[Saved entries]
------------------------

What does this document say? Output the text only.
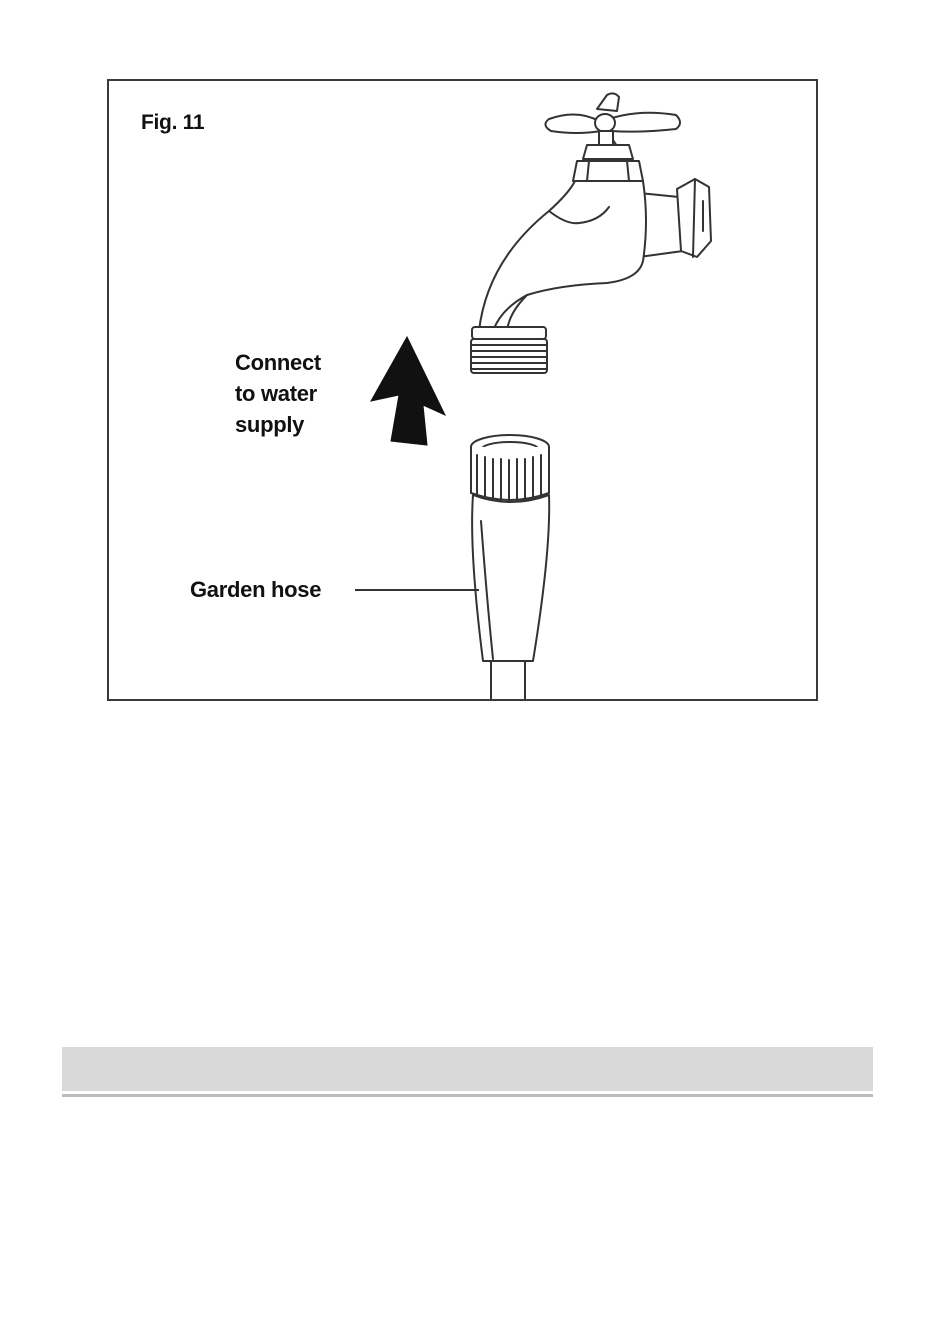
Fig. 11

Connect
to water
supply
Garden hose
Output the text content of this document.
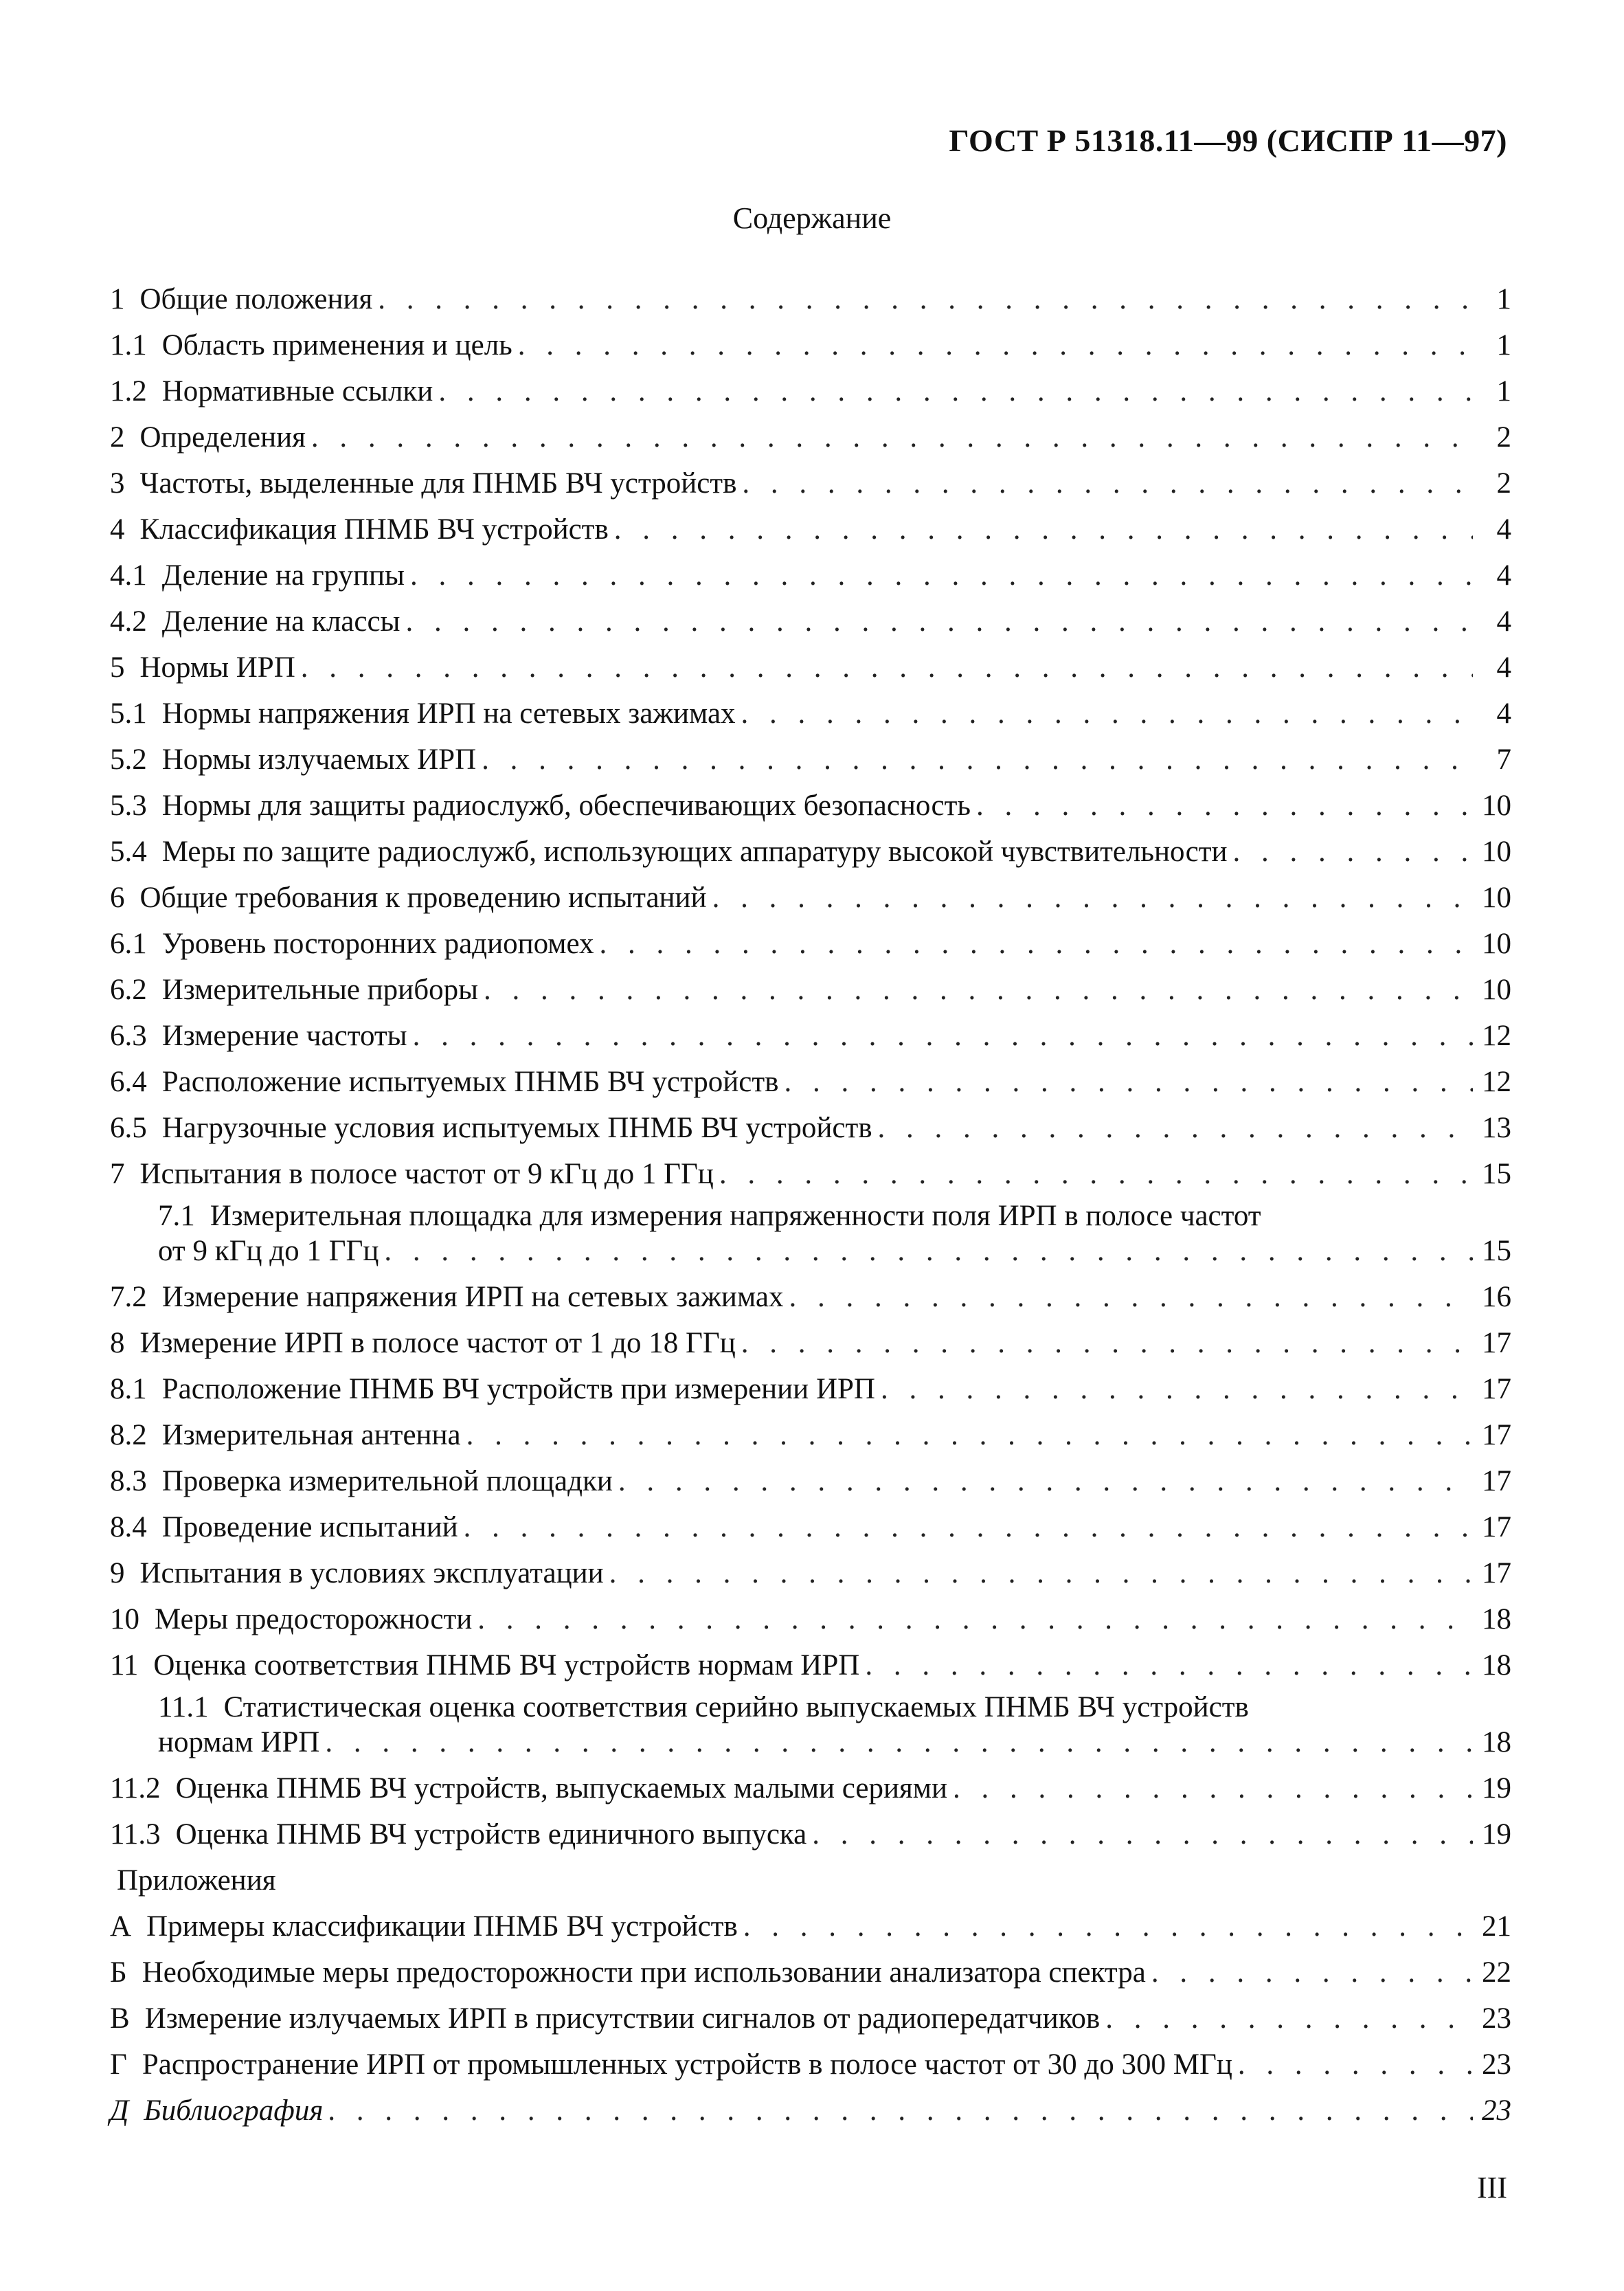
ГОСТ Р 51318.11—99 (СИСПР 11—97)
Содержание
1 Общие положения . . .	1
1.1 Область применения и цель . . .	1
1.2 Нормативные ссылки . . .	1
2 Определения . . .	2
3 Частоты, выделенные для ПНМБ ВЧ устройств . . .	2
4 Классификация ПНМБ ВЧ устройств . . .	4
4.1 Деление на группы . . .	4
4.2 Деление на классы . . .	4
5 Нормы ИРП . . .	4
5.1 Нормы напряжения ИРП на сетевых зажимах . . .	4
5.2 Нормы излучаемых ИРП . . .	7
5.3 Нормы для защиты радиослужб, обеспечивающих безопасность . . .	10
5.4 Меры по защите радиослужб, использующих аппаратуру высокой чувствительности . . .	10
6 Общие требования к проведению испытаний . . .	10
6.1 Уровень посторонних радиопомех . . .	10
6.2 Измерительные приборы . . .	10
6.3 Измерение частоты . . .	12
6.4 Расположение испытуемых ПНМБ ВЧ устройств . . .	12
6.5 Нагрузочные условия испытуемых ПНМБ ВЧ устройств . . .	13
7 Испытания в полосе частот от 9 кГц до 1 ГГц . . .	15
7.1 Измерительная площадка для измерения напряженности поля ИРП в полосе частот
от 9 кГц до 1 ГГц . . .	15
7.2 Измерение напряжения ИРП на сетевых зажимах . . .	16
8 Измерение ИРП в полосе частот от 1 до 18 ГГц . . .	17
8.1 Расположение ПНМБ ВЧ устройств при измерении ИРП . . .	17
8.2 Измерительная антенна . . .	17
8.3 Проверка измерительной площадки . . .	17
8.4 Проведение испытаний . . .	17
9 Испытания в условиях эксплуатации . . .	17
10 Меры предосторожности . . .	18
11 Оценка соответствия ПНМБ ВЧ устройств нормам ИРП . . .	18
11.1 Статистическая оценка соответствия серийно выпускаемых ПНМБ ВЧ устройств
нормам ИРП . . .	18
11.2 Оценка ПНМБ ВЧ устройств, выпускаемых малыми сериями . . .	19
11.3 Оценка ПНМБ ВЧ устройств единичного выпуска . . .	19
Приложения
А Примеры классификации ПНМБ ВЧ устройств . . .	21
Б Необходимые меры предосторожности при использовании анализатора спектра . . .	22
В Измерение излучаемых ИРП в присутствии сигналов от радиопередатчиков . . .	23
Г Распространение ИРП от промышленных устройств в полосе частот от 30 до 300 МГц . . .	23
Д Библиография . . .	23
III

------------------------

**What needs to be done:**
Show every line in the entries where the string "Деление" occurs.

**The reply:**
4.1 Деление на группы . . .	4
4.2 Деление на классы . . .	4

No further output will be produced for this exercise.